• [Supplied text]
** Begin **

3. The heating system of claim 2, wherein the spacer is a first spacer, and wherein the at least one of the plurality of fins comprises a second spacer, and wherein a distance between the first spacer and the second spacer is longer than each of the longitudinal intervals.
5. The heating system of claim 4, wherein the spacer is a first spacer, and wherein the at least one of the plurality of fins comprises a second spacer, and wherein a distance between the first spacer and the second spacer is longer than each of the longitudinal intervals.

This application claims the benefit of U.S. Provisional Patent Application Ser. No. 61/328,519, filed on Apr. 27, 2010, which is incorporated herein by reference in its entirety for all purposes.

Embodiments of the present invention relate to systems and methods for uniform heating of subterranean formations for recovery of mineral deposits.

The in-situ extraction of minerals often involves the application of heat to enhance viscosity reduction, partial decomposition and upgrading, and solubility. Examples of fossil fuels subject to in-situ extraction are oil sands, oil shale, and coal. In some cases, the uniformity of heat application is desirable, because too little heat may reduce the extent of the desired changes facilitating extraction, and too much heat may degrade the desired products into less valuable products. For example, an effective heat transfer to surrounding mineral deposits promotes enough in-situ cracking and hydrogenation for oil sands and oil shale recovery to provide a premium quality synthetic crude oil without cracking a substantial portion to less valuable gas and the formation of coke.

Effective extraction of valuable products from of these types of mineral formations involves distribution of heat throughout a large volume of ore. Consequently, applying the heat at the highest possible temperature is desirable. However, heterogeneities in geology may affect the rate at which the formation may accept and dissipate heat. If the power of the heater is constant along its length, that may cause underheating or overheating in parts of the formation that dissipate the heat more quickly or more slowly than average. That underheating or overheating might cause local underconversion or product degradation.

Some existing systems intended to prevent overheating involve temperature-limited electric heaters that are designed for in-situ mineral extraction. The temperature limit enables the maximum allowable power to be applied to the entire formation, even when the heat acceptance varies with location in the formation. The resistance of the heating elements or dielectrics in the heaters is often temperature dependent, such that the power lowers as a target temperature is reached to prevent overheating. Such methods may, for example, use the Curie point of the conductor to change its resistance at a desired maximum temperature.

A heating system for a subterranean mineral formation according to embodiments of the present invention includes a casing positioned in a bore in the subterranean mineral formation, the casing having an outer surface and an inner surface, a heating element positioned within the casing, a surface connection system having a first end coupled to the heating element within the casing and a second end at a top ground surface above the subterranean mineral formation, and a heat transfer fluid contained within the casing, the heat transfer fluid configured to transfer heat between the heating element and the inner surface of the casing, wherein at least a portion of the heat transfer fluid is undergoing phase changes between liquid and gas in order to regulate a temperature of the casing.

A method for heating a subterranean mineral formation according to embodiments of the present invention includes placing a casing within in a bore in the subterranean mineral formation, the casing having an outer surface and an inner surface, a heating element positioned within the casing, and a heat transfer fluid contained within the casing. The method further includes supplying power to the heating element, and causing at least a portion of the heat transfer fluid to undergo phase changes between liquid and gas in order to regulate a temperature of the casing, the heat transfer fluid transferring heat from the heating element to the casing.

** End **

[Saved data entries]
** Begin **

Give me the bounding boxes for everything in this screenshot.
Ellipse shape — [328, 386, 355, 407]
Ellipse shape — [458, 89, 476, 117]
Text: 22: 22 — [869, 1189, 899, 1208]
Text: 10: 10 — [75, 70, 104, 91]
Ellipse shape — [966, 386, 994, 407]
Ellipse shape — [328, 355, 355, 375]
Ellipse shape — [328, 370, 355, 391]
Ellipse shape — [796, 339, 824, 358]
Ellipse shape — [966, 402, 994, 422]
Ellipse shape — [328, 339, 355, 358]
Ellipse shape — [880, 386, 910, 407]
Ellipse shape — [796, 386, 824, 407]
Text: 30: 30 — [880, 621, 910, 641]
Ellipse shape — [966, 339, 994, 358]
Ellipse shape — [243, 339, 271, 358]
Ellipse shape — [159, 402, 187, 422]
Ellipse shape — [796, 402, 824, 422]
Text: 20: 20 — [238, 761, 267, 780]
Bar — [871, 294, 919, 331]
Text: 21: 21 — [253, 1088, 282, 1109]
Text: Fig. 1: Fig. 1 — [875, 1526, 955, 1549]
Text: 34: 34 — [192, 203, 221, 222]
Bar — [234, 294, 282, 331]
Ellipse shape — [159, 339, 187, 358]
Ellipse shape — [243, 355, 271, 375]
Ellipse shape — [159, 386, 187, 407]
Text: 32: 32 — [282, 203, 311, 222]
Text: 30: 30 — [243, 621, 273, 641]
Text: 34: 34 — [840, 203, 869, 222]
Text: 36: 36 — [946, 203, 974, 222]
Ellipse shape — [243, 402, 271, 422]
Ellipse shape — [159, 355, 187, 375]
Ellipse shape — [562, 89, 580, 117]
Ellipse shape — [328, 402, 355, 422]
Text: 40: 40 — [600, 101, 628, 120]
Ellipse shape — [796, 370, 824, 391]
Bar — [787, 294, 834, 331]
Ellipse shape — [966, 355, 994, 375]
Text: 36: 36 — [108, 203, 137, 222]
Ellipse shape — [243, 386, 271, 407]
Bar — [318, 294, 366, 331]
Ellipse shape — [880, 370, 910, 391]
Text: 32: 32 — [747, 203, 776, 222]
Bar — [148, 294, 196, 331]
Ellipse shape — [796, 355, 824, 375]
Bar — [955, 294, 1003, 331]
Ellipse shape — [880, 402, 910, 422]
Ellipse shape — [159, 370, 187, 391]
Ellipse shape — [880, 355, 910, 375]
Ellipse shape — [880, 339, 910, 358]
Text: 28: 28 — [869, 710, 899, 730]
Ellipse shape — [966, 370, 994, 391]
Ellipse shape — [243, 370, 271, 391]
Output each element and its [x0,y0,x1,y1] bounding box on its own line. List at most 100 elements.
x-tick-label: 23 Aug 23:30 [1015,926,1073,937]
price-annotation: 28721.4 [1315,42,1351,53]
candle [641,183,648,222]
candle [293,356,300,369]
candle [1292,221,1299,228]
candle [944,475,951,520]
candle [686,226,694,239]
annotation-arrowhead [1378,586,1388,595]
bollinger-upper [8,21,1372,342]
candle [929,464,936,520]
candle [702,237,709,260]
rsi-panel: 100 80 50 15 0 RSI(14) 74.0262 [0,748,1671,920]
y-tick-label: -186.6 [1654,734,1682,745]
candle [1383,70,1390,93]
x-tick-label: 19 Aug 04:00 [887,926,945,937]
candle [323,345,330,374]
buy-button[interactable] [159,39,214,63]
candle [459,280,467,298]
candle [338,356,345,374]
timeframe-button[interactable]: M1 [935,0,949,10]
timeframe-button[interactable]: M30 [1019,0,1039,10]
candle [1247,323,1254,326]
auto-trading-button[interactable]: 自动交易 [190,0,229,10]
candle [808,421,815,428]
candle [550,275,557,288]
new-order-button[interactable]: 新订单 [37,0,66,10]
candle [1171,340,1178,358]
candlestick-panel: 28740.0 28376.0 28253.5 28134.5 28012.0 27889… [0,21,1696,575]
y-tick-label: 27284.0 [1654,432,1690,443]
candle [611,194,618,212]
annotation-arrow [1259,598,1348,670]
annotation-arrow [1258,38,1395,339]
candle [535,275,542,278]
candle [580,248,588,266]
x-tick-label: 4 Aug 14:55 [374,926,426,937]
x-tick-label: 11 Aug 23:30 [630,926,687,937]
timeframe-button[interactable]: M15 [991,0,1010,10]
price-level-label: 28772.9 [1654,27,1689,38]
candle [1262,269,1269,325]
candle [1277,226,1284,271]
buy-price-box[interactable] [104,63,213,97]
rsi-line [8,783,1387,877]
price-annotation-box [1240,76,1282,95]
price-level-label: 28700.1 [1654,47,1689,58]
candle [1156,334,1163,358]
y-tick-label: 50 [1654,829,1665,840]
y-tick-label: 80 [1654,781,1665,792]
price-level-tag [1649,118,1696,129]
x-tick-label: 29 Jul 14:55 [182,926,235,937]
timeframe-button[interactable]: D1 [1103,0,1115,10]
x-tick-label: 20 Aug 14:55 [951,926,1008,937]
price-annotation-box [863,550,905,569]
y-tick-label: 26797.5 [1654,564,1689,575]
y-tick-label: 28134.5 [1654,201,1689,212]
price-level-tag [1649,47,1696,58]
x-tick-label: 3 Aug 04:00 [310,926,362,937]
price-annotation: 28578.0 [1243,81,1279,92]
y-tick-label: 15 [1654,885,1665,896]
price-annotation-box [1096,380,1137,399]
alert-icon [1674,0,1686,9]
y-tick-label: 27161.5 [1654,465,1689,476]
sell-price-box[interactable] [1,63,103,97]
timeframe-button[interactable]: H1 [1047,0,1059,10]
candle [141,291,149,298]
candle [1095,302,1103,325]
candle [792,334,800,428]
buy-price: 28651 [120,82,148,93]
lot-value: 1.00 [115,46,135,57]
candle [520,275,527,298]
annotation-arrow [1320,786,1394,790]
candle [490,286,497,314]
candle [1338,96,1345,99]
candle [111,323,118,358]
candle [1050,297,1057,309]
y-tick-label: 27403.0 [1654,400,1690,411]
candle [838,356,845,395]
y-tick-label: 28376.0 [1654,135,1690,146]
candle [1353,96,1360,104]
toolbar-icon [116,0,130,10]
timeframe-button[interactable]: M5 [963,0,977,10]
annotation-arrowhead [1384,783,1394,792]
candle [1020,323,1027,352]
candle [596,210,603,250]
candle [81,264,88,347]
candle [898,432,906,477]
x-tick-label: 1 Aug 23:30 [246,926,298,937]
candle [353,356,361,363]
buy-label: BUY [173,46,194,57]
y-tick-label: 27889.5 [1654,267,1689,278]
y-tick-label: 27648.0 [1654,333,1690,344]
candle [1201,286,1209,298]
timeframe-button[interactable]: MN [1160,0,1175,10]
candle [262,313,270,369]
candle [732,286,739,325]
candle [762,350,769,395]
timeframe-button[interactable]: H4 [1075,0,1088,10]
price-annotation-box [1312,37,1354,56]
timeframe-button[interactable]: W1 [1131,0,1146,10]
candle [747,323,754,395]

** End **

• [What is required]
Transcribe the passage of the heating system text from "Some existing systems" up to and including "desired maximum temperature.".

• [Finished answer]
Some existing systems intended to prevent overheating involve temperature-limited electric heaters that are designed for in-situ mineral extraction. The temperature limit enables the maximum allowable power to be applied to the entire formation, even when the heat acceptance varies with location in the formation. The resistance of the heating elements or dielectrics in the heaters is often temperature dependent, such that the power lowers as a target temperature is reached to prevent overheating. Such methods may, for example, use the Curie point of the conductor to change its resistance at a desired maximum temperature.